EXTRACTED ENTRIES -
>>>

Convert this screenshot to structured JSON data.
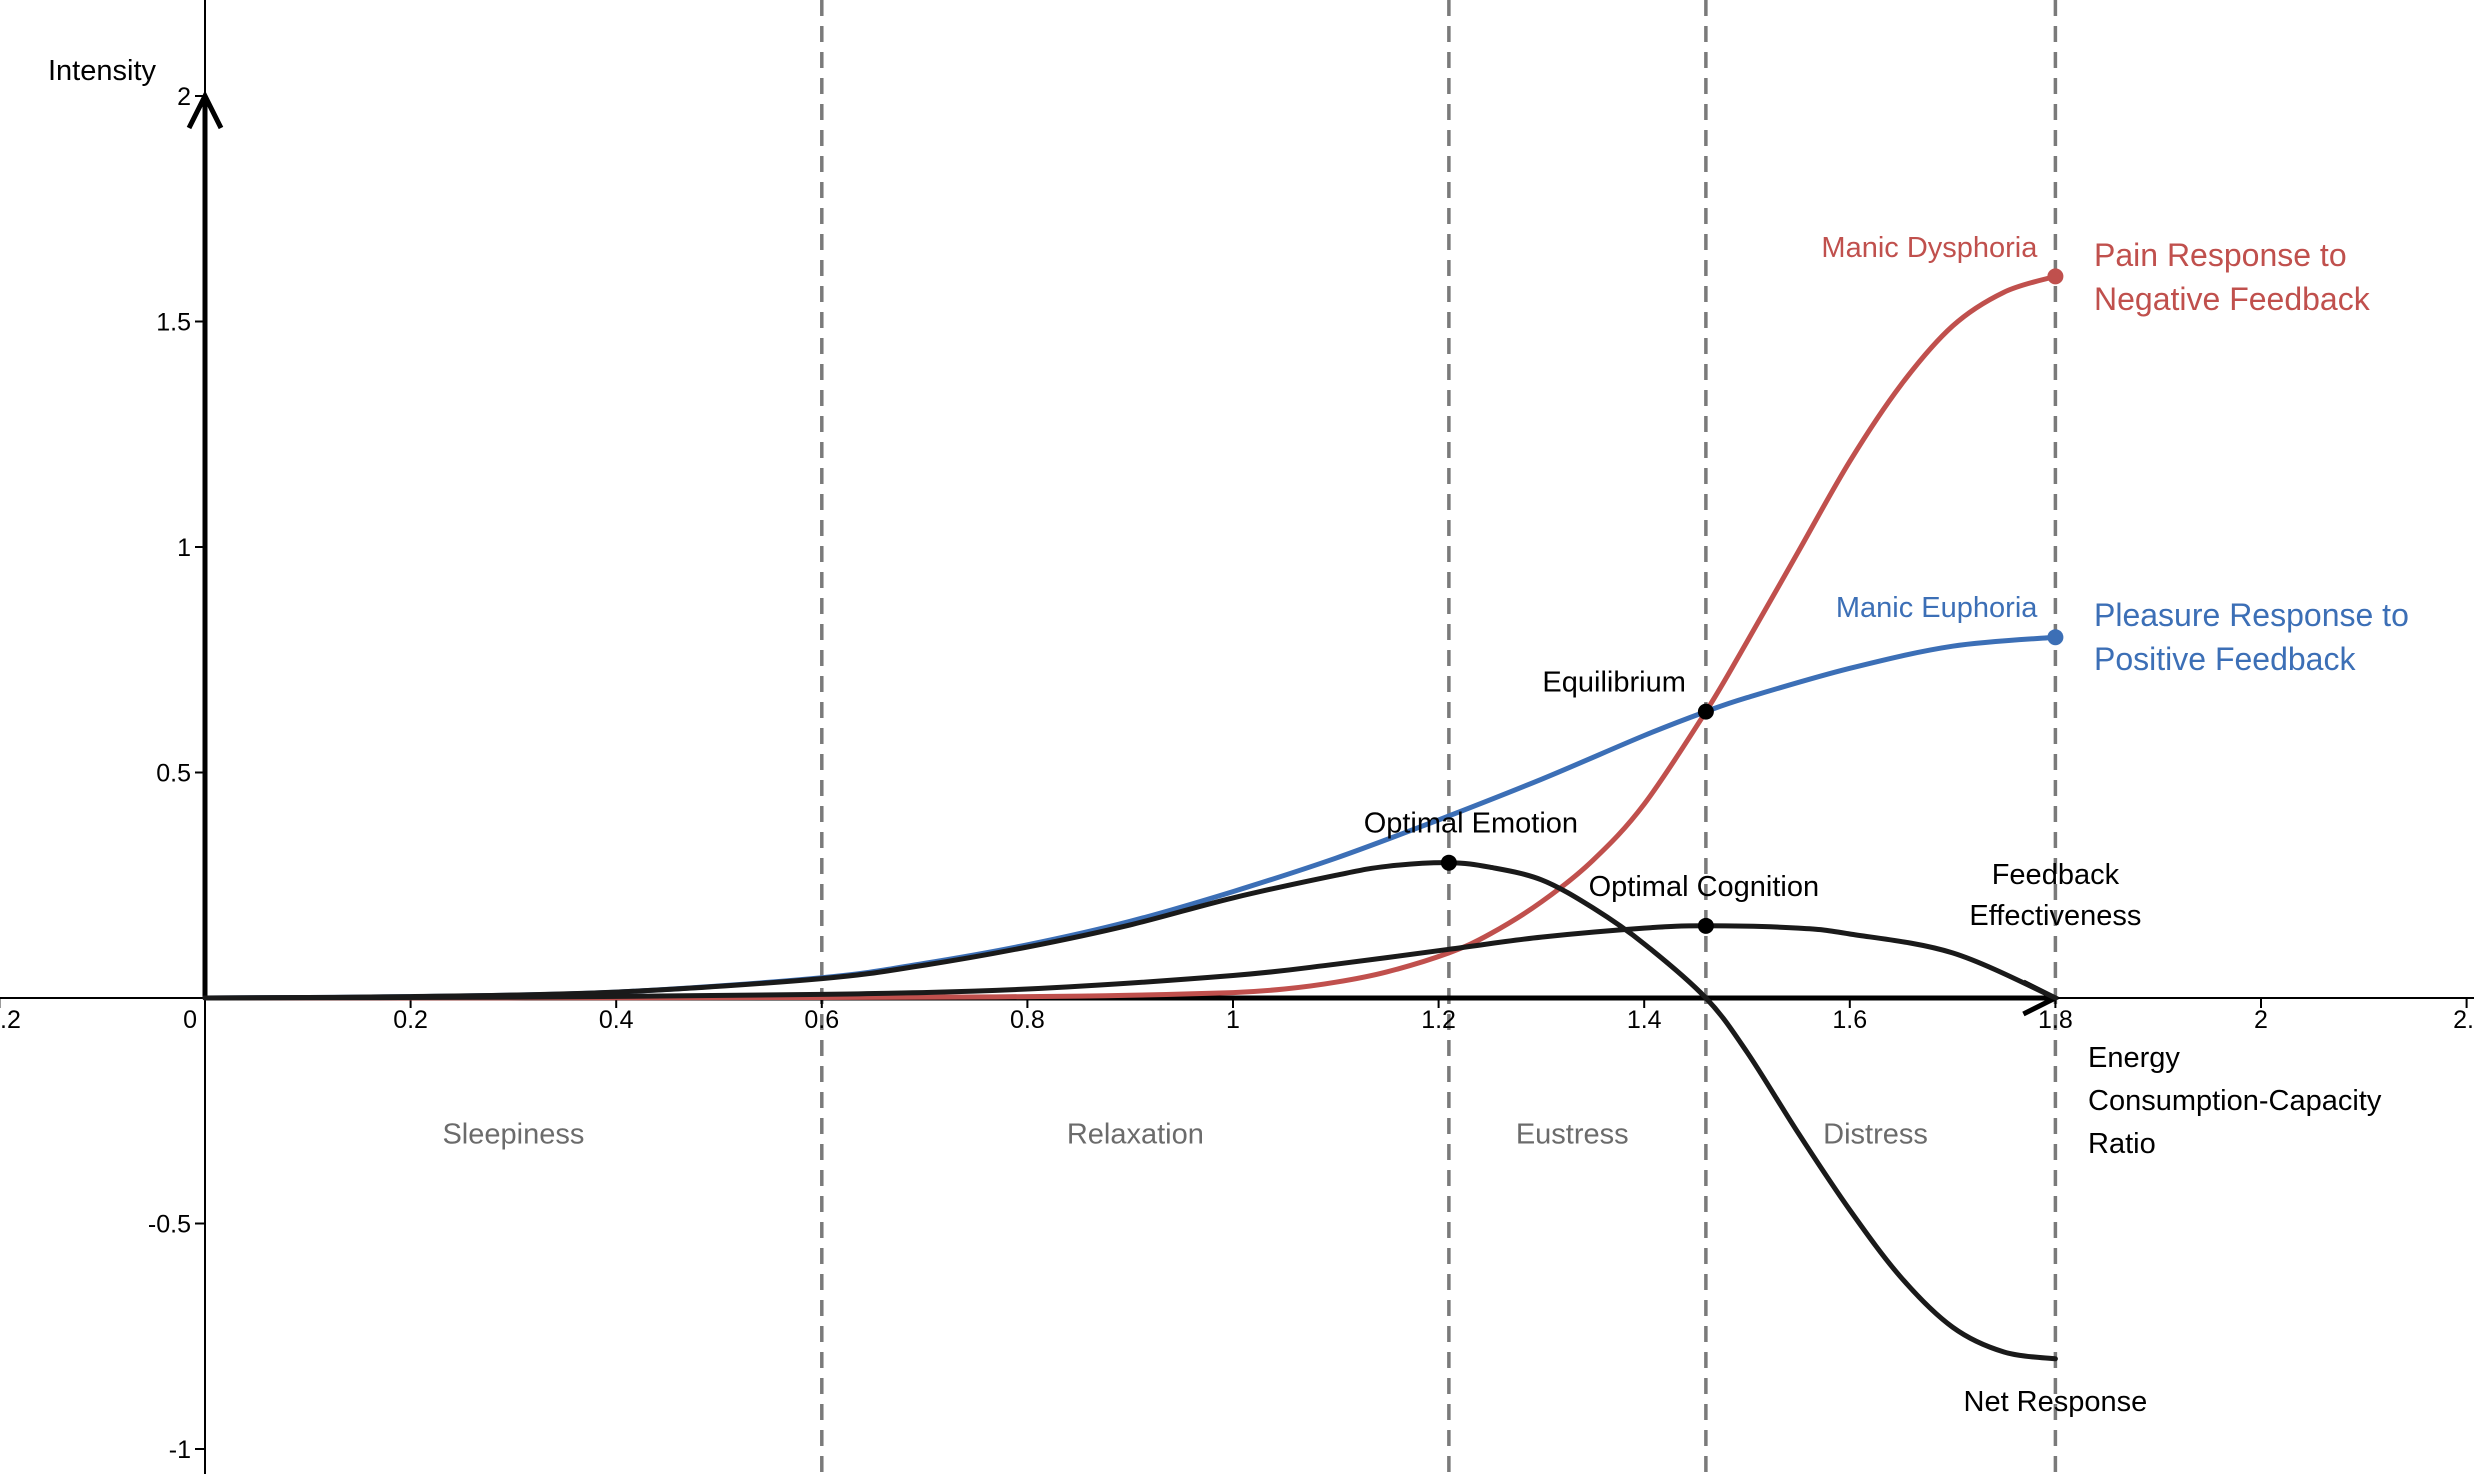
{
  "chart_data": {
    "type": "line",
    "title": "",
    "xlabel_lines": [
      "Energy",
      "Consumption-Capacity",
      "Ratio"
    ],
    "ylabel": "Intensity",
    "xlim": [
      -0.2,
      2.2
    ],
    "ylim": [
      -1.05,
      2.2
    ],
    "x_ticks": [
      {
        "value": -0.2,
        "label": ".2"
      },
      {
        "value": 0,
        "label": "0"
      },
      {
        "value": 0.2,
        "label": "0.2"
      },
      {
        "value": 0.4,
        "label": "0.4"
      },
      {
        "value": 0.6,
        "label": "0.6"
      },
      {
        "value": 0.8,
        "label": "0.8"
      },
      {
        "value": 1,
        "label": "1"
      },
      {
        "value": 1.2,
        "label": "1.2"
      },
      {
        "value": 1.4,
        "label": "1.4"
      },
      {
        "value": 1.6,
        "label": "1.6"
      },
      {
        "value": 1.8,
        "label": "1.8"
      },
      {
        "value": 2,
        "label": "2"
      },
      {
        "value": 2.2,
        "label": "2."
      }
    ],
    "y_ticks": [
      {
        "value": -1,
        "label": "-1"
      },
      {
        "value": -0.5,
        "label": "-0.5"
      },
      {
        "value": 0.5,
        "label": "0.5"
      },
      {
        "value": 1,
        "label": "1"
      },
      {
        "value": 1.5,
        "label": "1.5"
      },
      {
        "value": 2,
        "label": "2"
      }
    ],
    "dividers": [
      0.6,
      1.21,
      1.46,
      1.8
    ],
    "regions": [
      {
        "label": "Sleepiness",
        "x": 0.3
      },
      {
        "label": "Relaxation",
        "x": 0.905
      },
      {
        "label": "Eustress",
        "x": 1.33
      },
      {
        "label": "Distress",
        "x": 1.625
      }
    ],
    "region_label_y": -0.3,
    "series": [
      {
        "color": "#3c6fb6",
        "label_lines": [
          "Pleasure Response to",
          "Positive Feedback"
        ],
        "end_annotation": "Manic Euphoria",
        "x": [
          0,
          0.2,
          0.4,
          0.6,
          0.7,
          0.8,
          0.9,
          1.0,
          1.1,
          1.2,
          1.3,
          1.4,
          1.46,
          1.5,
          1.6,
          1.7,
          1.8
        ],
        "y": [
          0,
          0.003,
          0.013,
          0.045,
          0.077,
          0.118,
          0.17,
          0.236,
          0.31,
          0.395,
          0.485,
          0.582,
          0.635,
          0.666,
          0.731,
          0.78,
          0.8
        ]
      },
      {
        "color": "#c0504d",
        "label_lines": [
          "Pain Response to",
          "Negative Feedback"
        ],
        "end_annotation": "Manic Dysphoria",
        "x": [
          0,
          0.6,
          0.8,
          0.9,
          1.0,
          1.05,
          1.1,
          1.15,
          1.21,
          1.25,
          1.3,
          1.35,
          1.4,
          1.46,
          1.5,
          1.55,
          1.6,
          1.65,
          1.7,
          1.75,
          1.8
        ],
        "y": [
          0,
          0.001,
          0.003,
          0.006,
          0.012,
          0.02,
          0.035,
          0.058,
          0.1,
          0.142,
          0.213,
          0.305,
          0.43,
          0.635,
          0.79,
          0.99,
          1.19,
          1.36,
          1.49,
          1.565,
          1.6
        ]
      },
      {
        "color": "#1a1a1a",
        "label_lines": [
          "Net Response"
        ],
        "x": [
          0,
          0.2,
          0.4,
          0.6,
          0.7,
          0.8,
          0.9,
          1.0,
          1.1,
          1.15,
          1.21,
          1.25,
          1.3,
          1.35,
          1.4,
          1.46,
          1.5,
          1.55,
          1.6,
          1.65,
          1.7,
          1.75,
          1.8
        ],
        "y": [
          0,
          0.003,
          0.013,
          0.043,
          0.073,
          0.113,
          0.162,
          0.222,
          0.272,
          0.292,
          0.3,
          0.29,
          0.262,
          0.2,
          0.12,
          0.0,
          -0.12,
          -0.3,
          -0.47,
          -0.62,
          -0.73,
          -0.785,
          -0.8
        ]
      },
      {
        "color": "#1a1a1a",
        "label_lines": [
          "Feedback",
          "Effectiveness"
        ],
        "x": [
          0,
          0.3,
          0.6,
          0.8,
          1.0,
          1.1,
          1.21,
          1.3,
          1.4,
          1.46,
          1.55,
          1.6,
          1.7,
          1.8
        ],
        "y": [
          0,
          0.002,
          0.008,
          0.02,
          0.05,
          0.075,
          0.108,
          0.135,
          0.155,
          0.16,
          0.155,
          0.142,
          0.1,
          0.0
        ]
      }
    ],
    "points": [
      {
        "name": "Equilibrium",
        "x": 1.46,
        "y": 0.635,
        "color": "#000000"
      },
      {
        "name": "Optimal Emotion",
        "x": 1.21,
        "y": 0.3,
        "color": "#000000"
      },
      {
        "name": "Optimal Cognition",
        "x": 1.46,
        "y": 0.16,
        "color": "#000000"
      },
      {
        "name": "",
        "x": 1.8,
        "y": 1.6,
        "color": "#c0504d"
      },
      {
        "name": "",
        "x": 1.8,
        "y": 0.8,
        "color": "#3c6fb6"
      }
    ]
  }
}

<<<

EXERCISE INSTRUCTIONS - In the records above, collect each line with "Feedback".

EXERCISE ANSWER -
          "Positive Feedback"
          "Negative Feedback"
          "Feedback",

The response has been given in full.